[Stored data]
◆ ◆ ◆ ◆ ◆
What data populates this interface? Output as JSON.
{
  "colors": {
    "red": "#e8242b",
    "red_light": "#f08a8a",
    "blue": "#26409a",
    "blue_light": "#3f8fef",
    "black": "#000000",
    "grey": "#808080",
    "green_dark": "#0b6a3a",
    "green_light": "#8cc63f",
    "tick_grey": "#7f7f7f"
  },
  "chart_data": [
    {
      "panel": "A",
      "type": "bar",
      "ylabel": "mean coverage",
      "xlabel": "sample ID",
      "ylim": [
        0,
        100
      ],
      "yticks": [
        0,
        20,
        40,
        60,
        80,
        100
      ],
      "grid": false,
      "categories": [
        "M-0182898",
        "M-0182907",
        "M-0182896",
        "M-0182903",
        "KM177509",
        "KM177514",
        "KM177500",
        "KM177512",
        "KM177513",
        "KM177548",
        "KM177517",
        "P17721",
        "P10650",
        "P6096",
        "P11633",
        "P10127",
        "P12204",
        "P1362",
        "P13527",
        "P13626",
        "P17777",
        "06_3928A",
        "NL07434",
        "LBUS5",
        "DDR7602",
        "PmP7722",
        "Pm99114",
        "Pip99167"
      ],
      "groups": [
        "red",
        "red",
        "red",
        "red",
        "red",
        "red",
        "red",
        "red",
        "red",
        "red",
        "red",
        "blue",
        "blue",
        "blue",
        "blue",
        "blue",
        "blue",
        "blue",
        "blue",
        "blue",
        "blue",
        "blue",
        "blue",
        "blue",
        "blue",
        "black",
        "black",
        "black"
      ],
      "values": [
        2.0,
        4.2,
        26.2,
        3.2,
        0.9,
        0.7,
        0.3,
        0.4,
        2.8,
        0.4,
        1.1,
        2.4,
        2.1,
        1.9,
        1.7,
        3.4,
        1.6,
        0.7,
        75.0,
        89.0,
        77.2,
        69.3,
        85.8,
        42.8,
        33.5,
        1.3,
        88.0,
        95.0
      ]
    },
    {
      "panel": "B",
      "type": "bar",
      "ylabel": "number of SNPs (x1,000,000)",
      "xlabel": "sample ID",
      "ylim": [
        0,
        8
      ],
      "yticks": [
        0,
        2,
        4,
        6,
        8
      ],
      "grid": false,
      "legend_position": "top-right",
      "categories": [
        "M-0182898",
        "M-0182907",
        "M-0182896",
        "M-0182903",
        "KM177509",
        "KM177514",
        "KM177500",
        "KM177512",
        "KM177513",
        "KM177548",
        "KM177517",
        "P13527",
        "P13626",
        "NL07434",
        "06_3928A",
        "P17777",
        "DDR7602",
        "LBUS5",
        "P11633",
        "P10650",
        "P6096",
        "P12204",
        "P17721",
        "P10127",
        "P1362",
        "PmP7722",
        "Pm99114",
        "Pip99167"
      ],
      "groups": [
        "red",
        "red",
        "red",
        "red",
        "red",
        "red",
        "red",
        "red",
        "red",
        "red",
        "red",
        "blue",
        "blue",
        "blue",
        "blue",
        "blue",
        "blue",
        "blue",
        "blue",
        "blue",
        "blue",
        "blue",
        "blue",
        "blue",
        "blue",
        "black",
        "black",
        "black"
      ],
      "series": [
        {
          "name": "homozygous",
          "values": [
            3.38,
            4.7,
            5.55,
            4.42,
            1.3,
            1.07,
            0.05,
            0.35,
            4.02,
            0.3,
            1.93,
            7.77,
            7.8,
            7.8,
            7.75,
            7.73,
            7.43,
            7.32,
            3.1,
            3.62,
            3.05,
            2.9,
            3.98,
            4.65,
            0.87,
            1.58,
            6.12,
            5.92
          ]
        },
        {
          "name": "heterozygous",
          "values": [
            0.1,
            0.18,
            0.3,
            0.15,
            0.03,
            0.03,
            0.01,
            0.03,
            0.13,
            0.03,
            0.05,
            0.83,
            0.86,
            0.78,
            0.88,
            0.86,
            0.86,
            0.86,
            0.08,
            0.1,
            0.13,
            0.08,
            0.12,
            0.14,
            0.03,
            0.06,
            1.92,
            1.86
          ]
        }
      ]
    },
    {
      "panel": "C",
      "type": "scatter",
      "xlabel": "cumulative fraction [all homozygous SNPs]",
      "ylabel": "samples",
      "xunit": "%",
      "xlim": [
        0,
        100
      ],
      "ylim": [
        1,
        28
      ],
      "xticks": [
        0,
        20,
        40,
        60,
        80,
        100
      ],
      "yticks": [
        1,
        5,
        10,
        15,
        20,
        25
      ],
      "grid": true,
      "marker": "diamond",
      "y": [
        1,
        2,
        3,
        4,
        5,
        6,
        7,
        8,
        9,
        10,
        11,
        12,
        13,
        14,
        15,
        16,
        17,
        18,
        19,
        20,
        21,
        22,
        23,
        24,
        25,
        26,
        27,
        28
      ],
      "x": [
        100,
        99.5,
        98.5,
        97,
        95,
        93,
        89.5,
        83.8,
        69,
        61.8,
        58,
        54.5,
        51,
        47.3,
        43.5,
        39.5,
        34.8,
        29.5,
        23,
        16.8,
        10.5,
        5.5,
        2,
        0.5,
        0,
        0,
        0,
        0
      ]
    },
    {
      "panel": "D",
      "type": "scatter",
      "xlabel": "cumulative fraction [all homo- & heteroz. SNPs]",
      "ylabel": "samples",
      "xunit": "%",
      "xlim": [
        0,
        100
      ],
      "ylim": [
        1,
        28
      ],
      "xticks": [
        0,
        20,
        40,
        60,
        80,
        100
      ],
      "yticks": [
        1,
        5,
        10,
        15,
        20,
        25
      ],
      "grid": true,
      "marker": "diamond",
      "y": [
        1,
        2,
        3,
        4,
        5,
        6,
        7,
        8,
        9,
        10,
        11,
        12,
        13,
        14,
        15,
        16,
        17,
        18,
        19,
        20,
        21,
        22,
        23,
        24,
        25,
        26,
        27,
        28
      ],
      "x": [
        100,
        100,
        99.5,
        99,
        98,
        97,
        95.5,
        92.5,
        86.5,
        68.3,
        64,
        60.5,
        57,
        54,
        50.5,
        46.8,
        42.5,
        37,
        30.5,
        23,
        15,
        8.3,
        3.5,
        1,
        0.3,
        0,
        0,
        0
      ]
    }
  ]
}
◆ ◆ ◆ ◆ ◆
Given instruction
Look over the listing above. Pick out and copy every line that includes "cumulative".

Exercise result
      "xlabel": "cumulative fraction [all homozygous SNPs]",
      "xlabel": "cumulative fraction [all homo- & heteroz. SNPs]",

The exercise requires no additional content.